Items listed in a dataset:
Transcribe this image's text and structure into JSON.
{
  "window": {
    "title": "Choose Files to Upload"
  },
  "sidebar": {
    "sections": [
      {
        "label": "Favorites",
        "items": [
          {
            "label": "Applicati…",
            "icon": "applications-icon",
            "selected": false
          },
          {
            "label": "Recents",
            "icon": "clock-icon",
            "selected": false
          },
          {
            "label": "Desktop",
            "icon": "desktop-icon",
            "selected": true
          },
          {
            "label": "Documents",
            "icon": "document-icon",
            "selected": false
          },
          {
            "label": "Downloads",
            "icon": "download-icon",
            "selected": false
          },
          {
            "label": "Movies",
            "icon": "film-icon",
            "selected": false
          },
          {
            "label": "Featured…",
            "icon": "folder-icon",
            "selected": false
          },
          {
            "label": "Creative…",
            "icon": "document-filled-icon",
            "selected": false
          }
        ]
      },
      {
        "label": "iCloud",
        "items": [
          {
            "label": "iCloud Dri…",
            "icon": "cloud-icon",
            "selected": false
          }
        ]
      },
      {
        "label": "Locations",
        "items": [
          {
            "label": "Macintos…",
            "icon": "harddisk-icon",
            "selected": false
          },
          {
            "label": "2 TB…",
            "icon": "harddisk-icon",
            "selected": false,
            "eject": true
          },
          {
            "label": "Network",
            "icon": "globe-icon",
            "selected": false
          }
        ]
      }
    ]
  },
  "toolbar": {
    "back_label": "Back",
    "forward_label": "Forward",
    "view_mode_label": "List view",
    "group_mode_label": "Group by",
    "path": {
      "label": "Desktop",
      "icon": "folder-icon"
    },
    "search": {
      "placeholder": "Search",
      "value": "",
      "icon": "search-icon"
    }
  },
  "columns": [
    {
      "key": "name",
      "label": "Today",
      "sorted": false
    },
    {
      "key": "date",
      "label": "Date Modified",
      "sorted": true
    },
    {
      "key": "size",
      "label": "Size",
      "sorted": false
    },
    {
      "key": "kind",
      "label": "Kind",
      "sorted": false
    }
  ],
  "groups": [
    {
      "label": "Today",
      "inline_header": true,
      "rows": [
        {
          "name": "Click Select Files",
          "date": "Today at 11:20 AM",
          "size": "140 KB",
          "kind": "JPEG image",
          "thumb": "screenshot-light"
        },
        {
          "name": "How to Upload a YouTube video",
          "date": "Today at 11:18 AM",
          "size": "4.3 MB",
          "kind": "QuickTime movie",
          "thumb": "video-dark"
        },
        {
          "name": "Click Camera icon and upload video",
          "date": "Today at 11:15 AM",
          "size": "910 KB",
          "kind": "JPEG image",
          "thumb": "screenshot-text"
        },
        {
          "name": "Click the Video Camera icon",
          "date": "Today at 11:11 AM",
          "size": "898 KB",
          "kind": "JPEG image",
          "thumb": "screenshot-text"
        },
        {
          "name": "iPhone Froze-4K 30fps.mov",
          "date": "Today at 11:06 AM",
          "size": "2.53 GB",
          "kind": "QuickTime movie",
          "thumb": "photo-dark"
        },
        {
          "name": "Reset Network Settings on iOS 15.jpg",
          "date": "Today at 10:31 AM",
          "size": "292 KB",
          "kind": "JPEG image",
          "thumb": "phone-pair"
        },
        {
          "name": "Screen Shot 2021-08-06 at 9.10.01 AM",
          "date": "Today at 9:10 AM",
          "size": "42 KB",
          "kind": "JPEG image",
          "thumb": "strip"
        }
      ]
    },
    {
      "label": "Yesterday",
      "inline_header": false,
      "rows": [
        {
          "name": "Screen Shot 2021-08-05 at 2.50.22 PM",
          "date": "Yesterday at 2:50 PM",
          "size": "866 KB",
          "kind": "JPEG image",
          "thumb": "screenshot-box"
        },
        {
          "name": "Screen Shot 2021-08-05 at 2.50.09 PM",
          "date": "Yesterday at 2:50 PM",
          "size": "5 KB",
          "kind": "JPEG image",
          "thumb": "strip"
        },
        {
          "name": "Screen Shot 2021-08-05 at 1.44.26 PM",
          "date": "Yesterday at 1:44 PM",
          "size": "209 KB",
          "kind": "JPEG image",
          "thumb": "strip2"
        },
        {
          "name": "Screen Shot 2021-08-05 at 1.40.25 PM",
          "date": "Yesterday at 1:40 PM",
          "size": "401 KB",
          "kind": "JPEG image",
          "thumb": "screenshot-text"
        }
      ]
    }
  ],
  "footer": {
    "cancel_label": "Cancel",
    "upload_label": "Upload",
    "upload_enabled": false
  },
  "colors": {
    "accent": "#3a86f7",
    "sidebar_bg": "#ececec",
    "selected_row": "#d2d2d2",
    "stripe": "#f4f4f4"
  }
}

== Written request ==
From the data above, show each line that contains "Network".

== Full solution ==
            "label": "Network",
          "name": "Reset Network Settings on iOS 15.jpg",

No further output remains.